§ **STATED PROBLEM**:
Determine how many lines below hold the string "menos". Reply with the number alone.

[Data entries]

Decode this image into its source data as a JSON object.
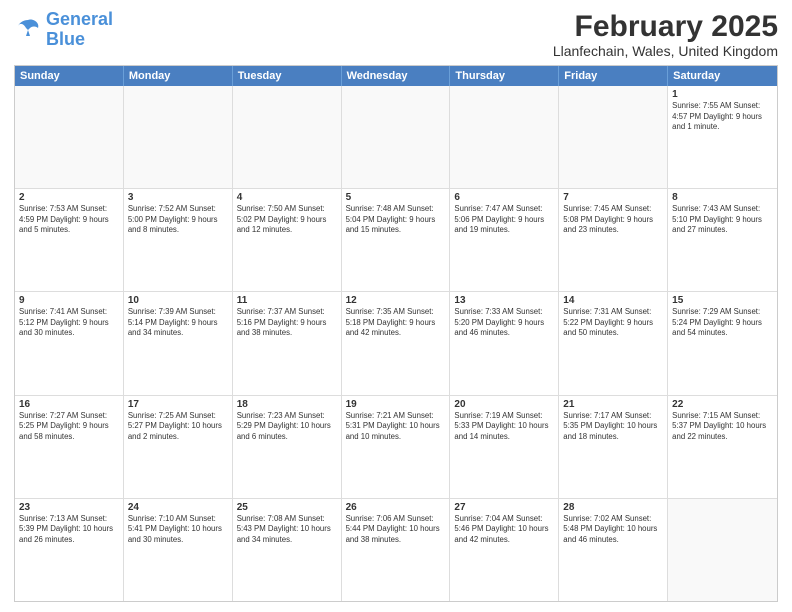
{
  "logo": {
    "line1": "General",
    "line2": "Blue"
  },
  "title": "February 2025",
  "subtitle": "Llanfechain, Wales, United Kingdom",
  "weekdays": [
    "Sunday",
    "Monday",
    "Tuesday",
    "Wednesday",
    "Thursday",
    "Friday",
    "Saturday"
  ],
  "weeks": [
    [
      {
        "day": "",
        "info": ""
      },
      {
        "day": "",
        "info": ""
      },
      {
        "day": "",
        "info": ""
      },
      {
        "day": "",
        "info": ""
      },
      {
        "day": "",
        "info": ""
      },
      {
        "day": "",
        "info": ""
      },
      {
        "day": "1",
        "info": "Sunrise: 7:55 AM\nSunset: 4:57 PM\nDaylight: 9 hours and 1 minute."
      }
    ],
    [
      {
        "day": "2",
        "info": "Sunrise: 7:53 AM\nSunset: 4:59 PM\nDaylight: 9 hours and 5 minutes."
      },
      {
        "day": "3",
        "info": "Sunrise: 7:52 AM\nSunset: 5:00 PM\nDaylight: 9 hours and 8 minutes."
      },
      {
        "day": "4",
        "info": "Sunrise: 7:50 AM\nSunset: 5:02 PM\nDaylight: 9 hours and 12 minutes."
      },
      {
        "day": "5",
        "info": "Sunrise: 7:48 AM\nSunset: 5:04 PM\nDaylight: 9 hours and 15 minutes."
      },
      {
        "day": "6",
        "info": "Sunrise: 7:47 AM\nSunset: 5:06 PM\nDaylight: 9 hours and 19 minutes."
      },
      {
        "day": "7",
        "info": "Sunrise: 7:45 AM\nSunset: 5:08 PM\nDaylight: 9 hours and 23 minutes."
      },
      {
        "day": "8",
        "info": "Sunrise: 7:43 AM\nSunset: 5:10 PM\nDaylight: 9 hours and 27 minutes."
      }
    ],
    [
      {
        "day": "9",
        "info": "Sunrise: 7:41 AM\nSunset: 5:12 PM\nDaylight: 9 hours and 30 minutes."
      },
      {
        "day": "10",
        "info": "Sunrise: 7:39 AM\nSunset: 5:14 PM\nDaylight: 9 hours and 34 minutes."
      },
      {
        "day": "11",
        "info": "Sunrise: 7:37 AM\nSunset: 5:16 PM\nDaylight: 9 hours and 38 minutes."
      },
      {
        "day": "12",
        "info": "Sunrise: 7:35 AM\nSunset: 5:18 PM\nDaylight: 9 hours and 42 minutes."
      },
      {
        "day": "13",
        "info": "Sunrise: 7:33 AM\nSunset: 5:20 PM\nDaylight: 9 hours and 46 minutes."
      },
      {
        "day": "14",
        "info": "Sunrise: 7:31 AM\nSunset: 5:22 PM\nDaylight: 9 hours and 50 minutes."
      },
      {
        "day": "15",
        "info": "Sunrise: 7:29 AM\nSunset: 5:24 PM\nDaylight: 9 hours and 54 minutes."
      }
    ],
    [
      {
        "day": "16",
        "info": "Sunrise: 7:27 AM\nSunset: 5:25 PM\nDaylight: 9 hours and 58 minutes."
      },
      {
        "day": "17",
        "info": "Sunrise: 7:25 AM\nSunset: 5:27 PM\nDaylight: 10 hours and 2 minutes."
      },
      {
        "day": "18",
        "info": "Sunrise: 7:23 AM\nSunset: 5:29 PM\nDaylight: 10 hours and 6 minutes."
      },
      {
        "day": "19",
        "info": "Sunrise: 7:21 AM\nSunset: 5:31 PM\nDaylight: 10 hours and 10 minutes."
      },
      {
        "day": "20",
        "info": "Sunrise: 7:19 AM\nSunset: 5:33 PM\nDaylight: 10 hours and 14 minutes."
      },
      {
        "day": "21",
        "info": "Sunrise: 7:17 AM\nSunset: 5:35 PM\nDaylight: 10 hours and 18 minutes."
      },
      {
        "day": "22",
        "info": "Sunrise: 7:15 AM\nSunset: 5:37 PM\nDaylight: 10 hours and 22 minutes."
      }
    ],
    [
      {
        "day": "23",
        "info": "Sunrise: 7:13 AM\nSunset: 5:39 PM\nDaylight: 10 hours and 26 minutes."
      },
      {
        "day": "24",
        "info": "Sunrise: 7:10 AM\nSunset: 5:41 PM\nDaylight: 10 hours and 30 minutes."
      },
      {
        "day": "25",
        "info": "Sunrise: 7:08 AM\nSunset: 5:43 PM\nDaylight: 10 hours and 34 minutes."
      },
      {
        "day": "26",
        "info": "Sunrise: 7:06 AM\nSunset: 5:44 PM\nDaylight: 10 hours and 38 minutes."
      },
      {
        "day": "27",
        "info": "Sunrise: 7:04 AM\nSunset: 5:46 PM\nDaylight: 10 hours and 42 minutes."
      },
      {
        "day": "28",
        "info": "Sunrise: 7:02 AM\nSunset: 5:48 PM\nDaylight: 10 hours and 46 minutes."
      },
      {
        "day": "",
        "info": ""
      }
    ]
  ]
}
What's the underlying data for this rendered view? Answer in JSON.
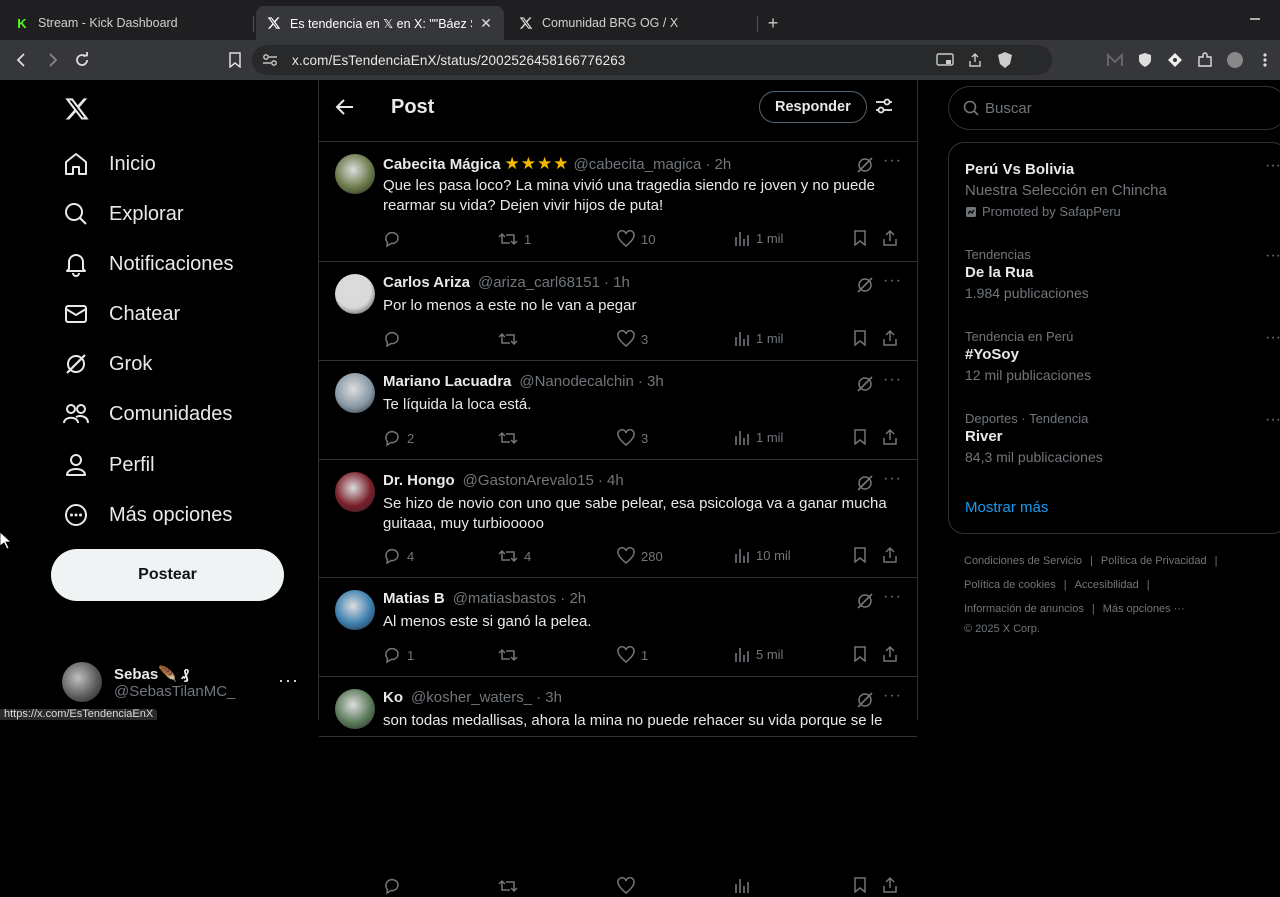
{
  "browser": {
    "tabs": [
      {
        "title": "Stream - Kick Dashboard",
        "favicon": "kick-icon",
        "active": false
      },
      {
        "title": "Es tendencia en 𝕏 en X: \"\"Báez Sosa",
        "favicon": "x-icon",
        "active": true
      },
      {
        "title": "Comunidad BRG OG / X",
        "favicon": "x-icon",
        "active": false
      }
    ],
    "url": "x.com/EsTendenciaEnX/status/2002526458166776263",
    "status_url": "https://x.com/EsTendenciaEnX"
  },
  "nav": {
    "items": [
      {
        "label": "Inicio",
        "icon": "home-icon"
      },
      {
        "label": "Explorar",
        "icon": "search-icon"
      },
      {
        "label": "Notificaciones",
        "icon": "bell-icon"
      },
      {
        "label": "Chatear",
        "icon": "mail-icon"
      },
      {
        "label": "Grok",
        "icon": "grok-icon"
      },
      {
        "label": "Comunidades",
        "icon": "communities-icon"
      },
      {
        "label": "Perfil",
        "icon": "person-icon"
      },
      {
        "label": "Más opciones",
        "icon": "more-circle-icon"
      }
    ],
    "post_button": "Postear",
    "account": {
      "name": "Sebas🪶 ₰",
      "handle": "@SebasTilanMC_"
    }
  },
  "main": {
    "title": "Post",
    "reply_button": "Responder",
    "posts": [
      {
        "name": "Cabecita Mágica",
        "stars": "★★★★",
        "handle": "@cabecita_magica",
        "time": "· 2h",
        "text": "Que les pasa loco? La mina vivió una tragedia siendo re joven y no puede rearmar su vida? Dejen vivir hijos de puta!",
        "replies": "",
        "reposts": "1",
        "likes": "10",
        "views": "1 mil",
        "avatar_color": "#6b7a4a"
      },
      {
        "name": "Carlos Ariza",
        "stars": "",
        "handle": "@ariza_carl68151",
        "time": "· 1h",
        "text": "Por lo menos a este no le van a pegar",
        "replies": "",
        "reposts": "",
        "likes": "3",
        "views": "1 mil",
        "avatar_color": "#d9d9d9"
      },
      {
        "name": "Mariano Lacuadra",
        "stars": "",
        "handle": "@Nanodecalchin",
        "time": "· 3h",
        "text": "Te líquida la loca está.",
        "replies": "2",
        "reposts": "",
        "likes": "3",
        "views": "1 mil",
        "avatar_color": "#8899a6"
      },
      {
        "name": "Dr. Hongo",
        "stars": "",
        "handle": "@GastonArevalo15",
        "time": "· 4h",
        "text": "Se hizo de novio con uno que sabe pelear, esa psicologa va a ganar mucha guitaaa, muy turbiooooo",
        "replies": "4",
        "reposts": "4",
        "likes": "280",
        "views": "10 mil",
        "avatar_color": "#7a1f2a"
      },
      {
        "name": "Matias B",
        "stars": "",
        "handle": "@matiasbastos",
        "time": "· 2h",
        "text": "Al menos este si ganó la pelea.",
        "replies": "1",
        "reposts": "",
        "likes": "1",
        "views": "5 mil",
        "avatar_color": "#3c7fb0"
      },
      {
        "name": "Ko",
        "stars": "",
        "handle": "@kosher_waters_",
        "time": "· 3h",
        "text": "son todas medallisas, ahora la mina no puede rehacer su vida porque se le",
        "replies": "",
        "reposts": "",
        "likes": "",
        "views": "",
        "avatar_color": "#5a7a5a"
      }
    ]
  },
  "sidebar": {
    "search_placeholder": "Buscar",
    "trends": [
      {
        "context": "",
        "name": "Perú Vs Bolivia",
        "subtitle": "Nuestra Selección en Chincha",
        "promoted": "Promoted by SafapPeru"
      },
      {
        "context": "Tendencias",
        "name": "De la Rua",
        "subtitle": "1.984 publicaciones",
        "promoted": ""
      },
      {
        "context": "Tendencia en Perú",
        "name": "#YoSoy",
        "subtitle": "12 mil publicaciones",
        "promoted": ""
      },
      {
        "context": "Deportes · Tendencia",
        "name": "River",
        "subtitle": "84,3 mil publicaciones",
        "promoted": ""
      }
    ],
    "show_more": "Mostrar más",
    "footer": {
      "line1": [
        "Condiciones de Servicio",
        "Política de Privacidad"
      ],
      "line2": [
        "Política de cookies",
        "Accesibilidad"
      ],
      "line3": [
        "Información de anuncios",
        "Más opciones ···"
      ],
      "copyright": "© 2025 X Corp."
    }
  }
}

§ **REPLY TO THE EXERCISE**:
2